» **EXERCISE OBJECTIVE**: Identify the lines that contain the word "edifices" and copy each one.

[Start ROWS]

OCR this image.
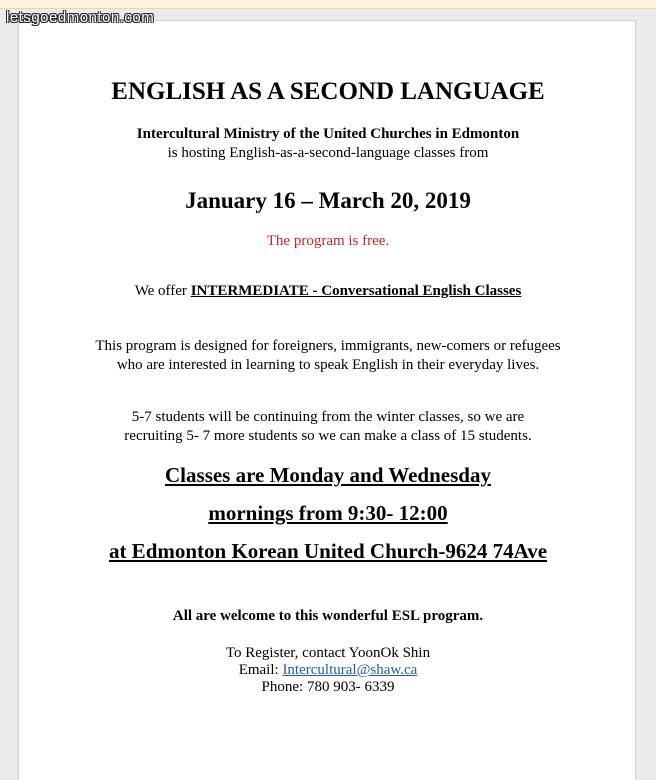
letsgoedmonton.com

ENGLISH AS A SECOND LANGUAGE

Intercultural Ministry of the United Churches in Edmonton

is hosting English-as-a-second-language classes from

January 16 – March 20, 2019

The program is free.

We offer INTERMEDIATE - Conversational English Classes

This program is designed for foreigners, immigrants, new-comers or refugees
who are interested in learning to speak English in their everyday lives.

5-7 students will be continuing from the winter classes, so we are
recruiting 5- 7 more students so we can make a class of 15 students.

Classes are Monday and Wednesday

mornings from 9:30- 12:00

at Edmonton Korean United Church-9624 74Ave

All are welcome to this wonderful ESL program.

To Register, contact YoonOk Shin
Email: Intercultural@shaw.ca
Phone: 780 903- 6339
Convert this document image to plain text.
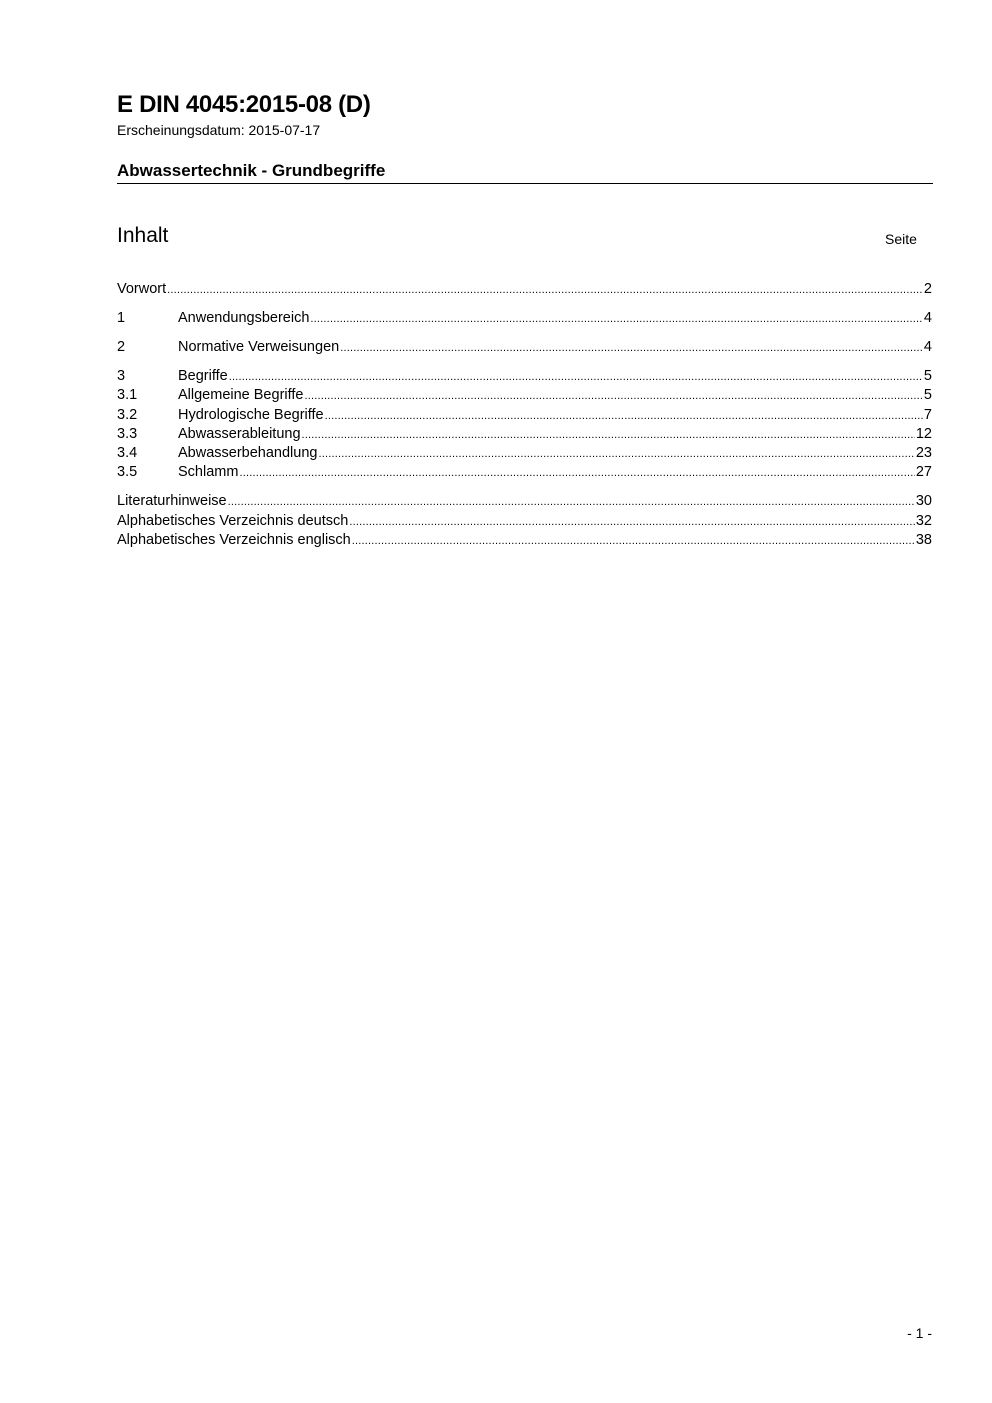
E DIN 4045:2015-08 (D)
Erscheinungsdatum: 2015-07-17
Abwassertechnik - Grundbegriffe
Inhalt	Seite
Vorwort .....	2
1	Anwendungsbereich .....	4
2	Normative Verweisungen .....	4
3	Begriffe .....	5
3.1	Allgemeine Begriffe .....	5
3.2	Hydrologische Begriffe .....	7
3.3	Abwasserableitung .....	12
3.4	Abwasserbehandlung .....	23
3.5	Schlamm .....	27
Literaturhinweise .....	30
Alphabetisches Verzeichnis deutsch .....	32
Alphabetisches Verzeichnis englisch .....	38
- 1 -
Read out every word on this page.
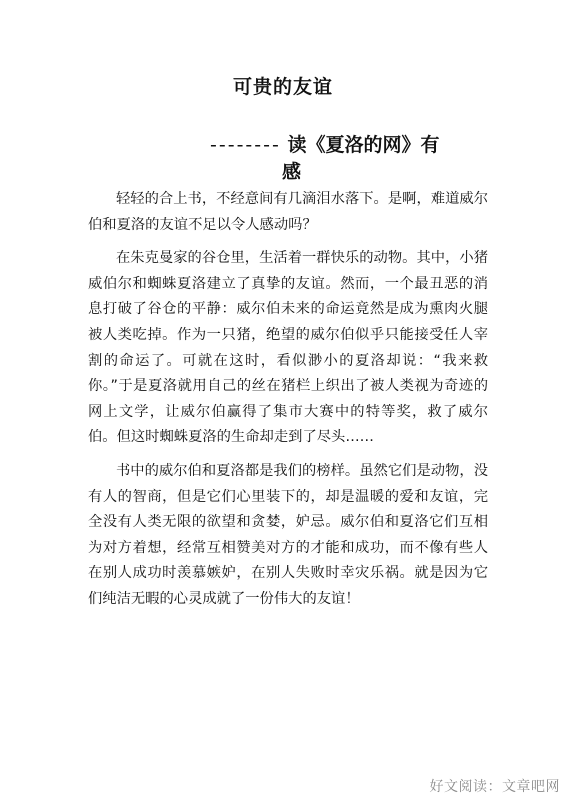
可贵的友谊
-------- 读《夏洛的网》有
感

轻轻的合上书，不经意间有几滴泪水落下。是啊，难道威尔伯和夏洛的友谊不足以令人感动吗？

在朱克曼家的谷仓里，生活着一群快乐的动物。其中，小猪威伯尔和蜘蛛夏洛建立了真挚的友谊。然而，一个最丑恶的消息打破了谷仓的平静：威尔伯未来的命运竟然是成为熏肉火腿被人类吃掉。作为一只猪，绝望的威尔伯似乎只能接受任人宰割的命运了。可就在这时，看似渺小的夏洛却说：“我来救你。”于是夏洛就用自己的丝在猪栏上织出了被人类视为奇迹的网上文学，让威尔伯赢得了集市大赛中的特等奖，救了威尔伯。但这时蜘蛛夏洛的生命却走到了尽头……

书中的威尔伯和夏洛都是我们的榜样。虽然它们是动物，没有人的智商，但是它们心里装下的，却是温暖的爱和友谊，完全没有人类无限的欲望和贪婪，妒忌。威尔伯和夏洛它们互相为对方着想，经常互相赞美对方的才能和成功，而不像有些人在别人成功时羡慕嫉妒，在别人失败时幸灾乐祸。就是因为它们纯洁无暇的心灵成就了一份伟大的友谊！

好文阅读：文章吧网
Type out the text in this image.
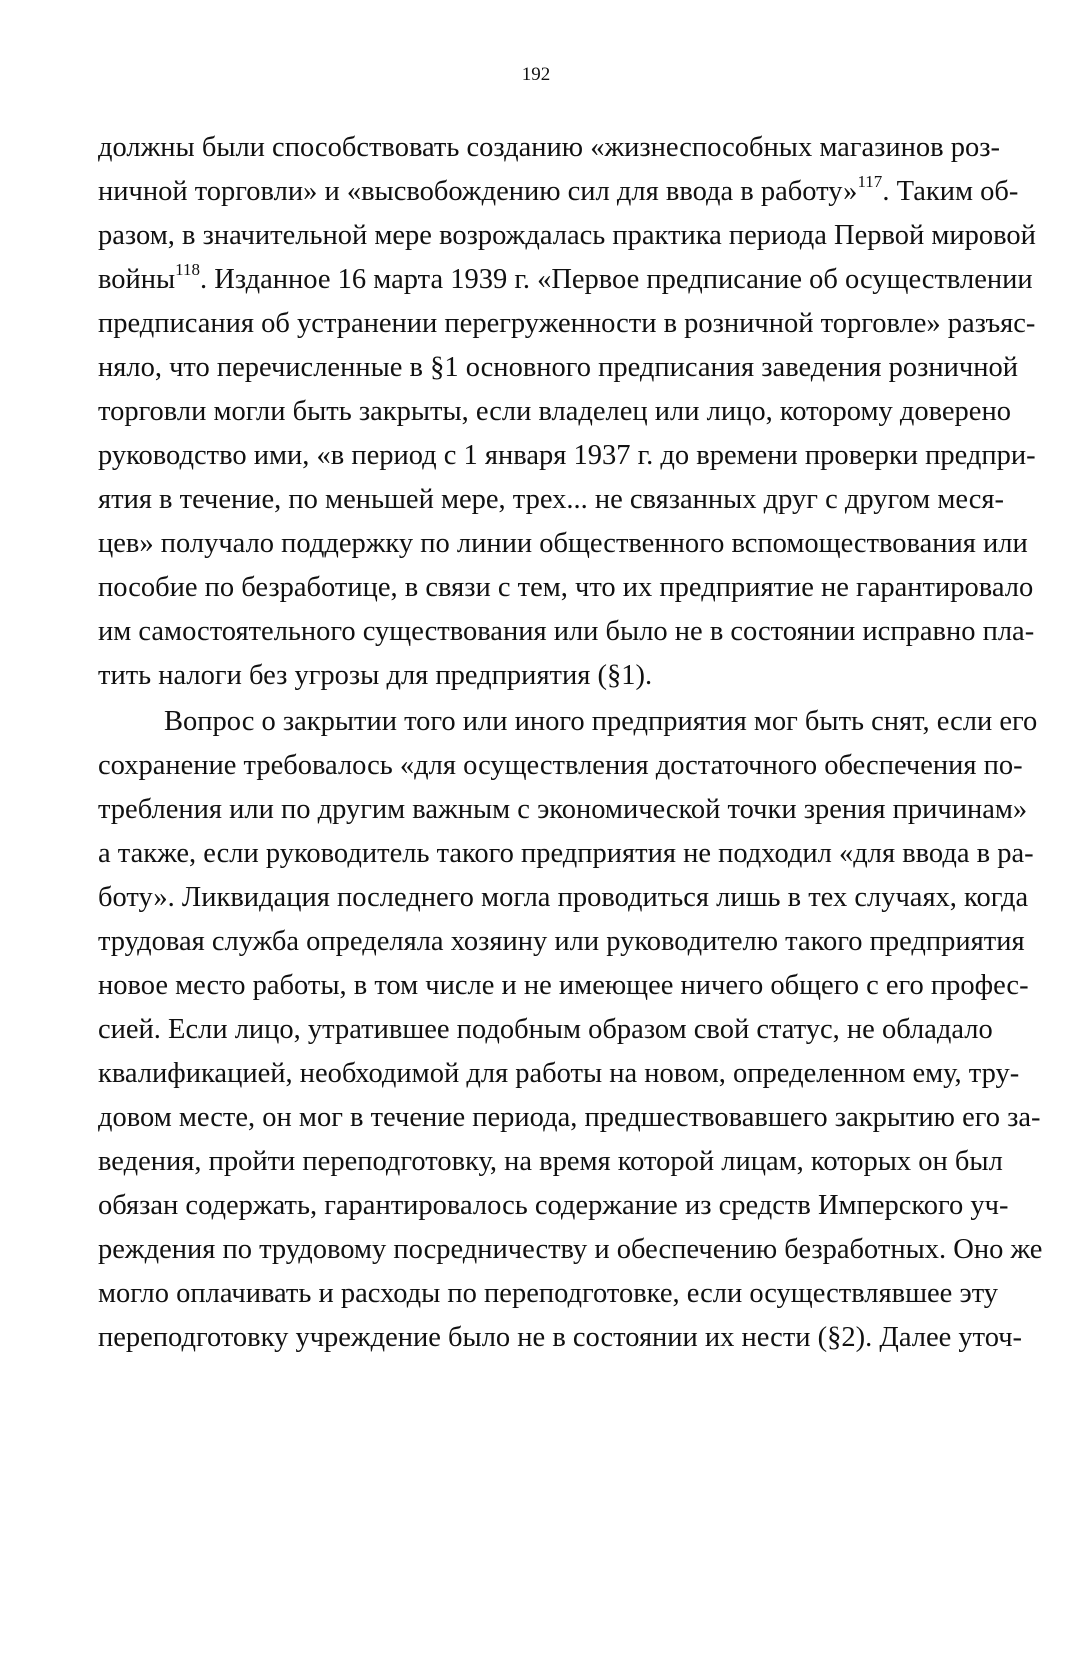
192
должны были способствовать созданию «жизнеспособных магазинов роз-
ничной торговли» и «высвобождению сил для ввода в работу»$^{117}$. Таким об-
разом, в значительной мере возрождалась практика периода Первой мировой
войны$^{118}$. Изданное 16 марта 1939 г. «Первое предписание об осуществлении
предписания об устранении перегруженности в розничной торговле» разъяс-
няло, что перечисленные в §1 основного предписания заведения розничной
торговли могли быть закрыты, если владелец или лицо, которому доверено
руководство ими, «в период с 1 января 1937 г. до времени проверки предпри-
ятия в течение, по меньшей мере, трех... не связанных друг с другом меся-
цев» получало поддержку по линии общественного вспомоществования или
пособие по безработице, в связи с тем, что их предприятие не гарантировало
им самостоятельного существования или было не в состоянии исправно пла-
тить налоги без угрозы для предприятия (§1).
Вопрос о закрытии того или иного предприятия мог быть снят, если его
сохранение требовалось «для осуществления достаточного обеспечения по-
требления или по другим важным с экономической точки зрения причинам»
а также, если руководитель такого предприятия не подходил «для ввода в ра-
боту». Ликвидация последнего могла проводиться лишь в тех случаях, когда
трудовая служба определяла хозяину или руководителю такого предприятия
новое место работы, в том числе и не имеющее ничего общего с его профес-
сией. Если лицо, утратившее подобным образом свой статус, не обладало
квалификацией, необходимой для работы на новом, определенном ему, тру-
довом месте, он мог в течение периода, предшествовавшего закрытию его за-
ведения, пройти переподготовку, на время которой лицам, которых он был
обязан содержать, гарантировалось содержание из средств Имперского уч-
реждения по трудовому посредничеству и обеспечению безработных. Оно же
могло оплачивать и расходы по переподготовке, если осуществлявшее эту
переподготовку учреждение было не в состоянии их нести (§2). Далее уточ-
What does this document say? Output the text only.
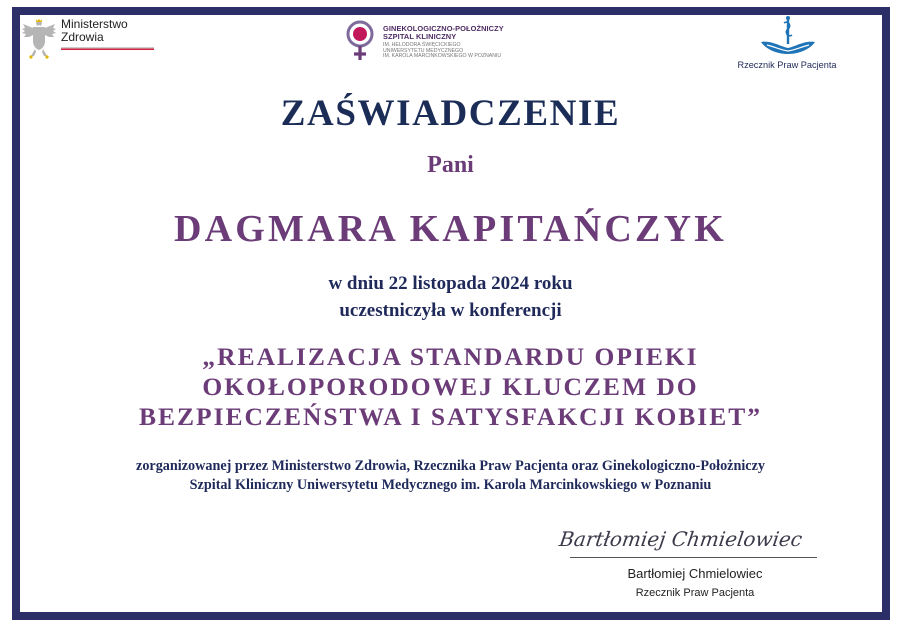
Ministerstwo
Zdrowia
GINEKOLOGICZNO-POŁOŻNICZY
SZPITAL KLINICZNY
IM. HELODORA ŚWIĘCICKIEGO
UNIWERSYTETU MEDYCZNEGO
IM. KAROLA MARCINKOWSKIEGO W POZNANIU
Rzecznik Praw Pacjenta
ZAŚWIADCZENIE
Pani
DAGMARA KAPITAŃCZYK
w dniu 22 listopada 2024 roku
uczestniczyła w konferencji
„REALIZACJA STANDARDU OPIEKI
OKOŁOPORODOWEJ KLUCZEM DO
BEZPIECZEŃSTWA I SATYSFAKCJI KOBIET”
zorganizowanej przez Ministerstwo Zdrowia, Rzecznika Praw Pacjenta oraz Ginekologiczno-Położniczy
Szpital Kliniczny Uniwersytetu Medycznego im. Karola Marcinkowskiego w Poznaniu
Bartłomiej Chmielowiec
Bartłomiej Chmielowiec
Rzecznik Praw Pacjenta
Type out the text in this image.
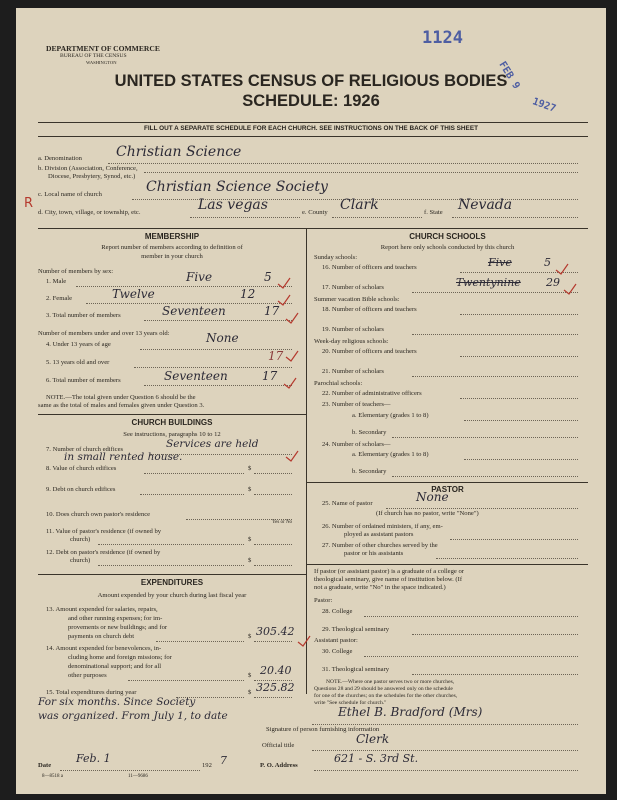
DEPARTMENT OF COMMERCE
BUREAU OF THE CENSUS
WASHINGTON
1124
FEB 9
1927
UNITED STATES CENSUS OF RELIGIOUS BODIES
SCHEDULE: 1926
FILL OUT A SEPARATE SCHEDULE FOR EACH CHURCH. SEE INSTRUCTIONS ON THE BACK OF THIS SHEET
a. Denomination Christian Science
b. Division (Association, Conference,
Diocese, Presbytery, Synod, etc.)
c. Local name of church	Christian Science Society
R
d. City, town, village, or township, etc.	Las vegas	e. County Clark	f. State Nevada
MEMBERSHIP
Report number of members according to definition of
member in your church
Number of members by sex:
1. Male	Five	5
2. Female	Twelve	12
3. Total number of members	Seventeen	17
Number of members under and over 13 years old:
4. Under 13 years of age	None
5. 13 years old and over	17
6. Total number of members	Seventeen	17
NOTE.—The total given under Question 6 should be the
same as the total of males and females given under Question 3.
CHURCH BUILDINGS
See instructions, paragraphs 10 to 12
7. Number of church edifices	Services are held
in small rented house.
8. Value of church edifices	$
9. Debt on church edifices	$
10. Does church own pastor's residence
Yes or No
11. Value of pastor's residence (if owned by
church)	$
12. Debt on pastor's residence (if owned by
church)	$
EXPENDITURES
Amount expended by your church during last fiscal year
13. Amount expended for salaries, repairs,
and other running expenses; for im-
provements or new buildings; and for
payments on church debt	$ 305.42
14. Amount expended for benevolences, in-
cluding home and foreign missions; for
denominational support; and for all
other purposes	$ 20.40
15. Total expenditures during year	$ 325.82
CHURCH SCHOOLS
Report here only schools conducted by this church
Sunday schools:
16. Number of officers and teachers	Five	5
17. Number of scholars	Twentynine 29
Summer vacation Bible schools:
18. Number of officers and teachers
19. Number of scholars
Week-day religious schools:
20. Number of officers and teachers
21. Number of scholars
Parochial schools:
22. Number of administrative officers
23. Number of teachers—
a. Elementary (grades 1 to 8)
b. Secondary
24. Number of scholars—
a. Elementary (grades 1 to 8)
b. Secondary
PASTOR
25. Name of pastor	None
(If church has no pastor, write "None")
26. Number of ordained ministers, if any, em-
ployed as assistant pastors
27. Number of other churches served by the
pastor or his assistants
If pastor (or assistant pastor) is a graduate of a college or
theological seminary, give name of institution below. (If
not a graduate, write "No" in the space indicated.)
Pastor:
28. College
29. Theological seminary
Assistant pastor:
30. College
31. Theological seminary
NOTE.—Where one pastor serves two or more churches,
Questions 28 and 29 should be answered only on the schedule
for one of the churches; on the schedules for the other churches,
write "See schedule for church."
For six months. Since Society
was organized. From July 1, to date	Ethel B. Bradford (Mrs)
Signature of person furnishing information
Official title	Clerk
Date
Feb. 1
192 7	P. O. Address
621 - S. 3rd St.
8—8518 a	11—9686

[End ROWS]

» **TASK RESPONSE**:
7. Number of church edifices	Services are held
8. Value of church edifices	$
9. Debt on church edifices	$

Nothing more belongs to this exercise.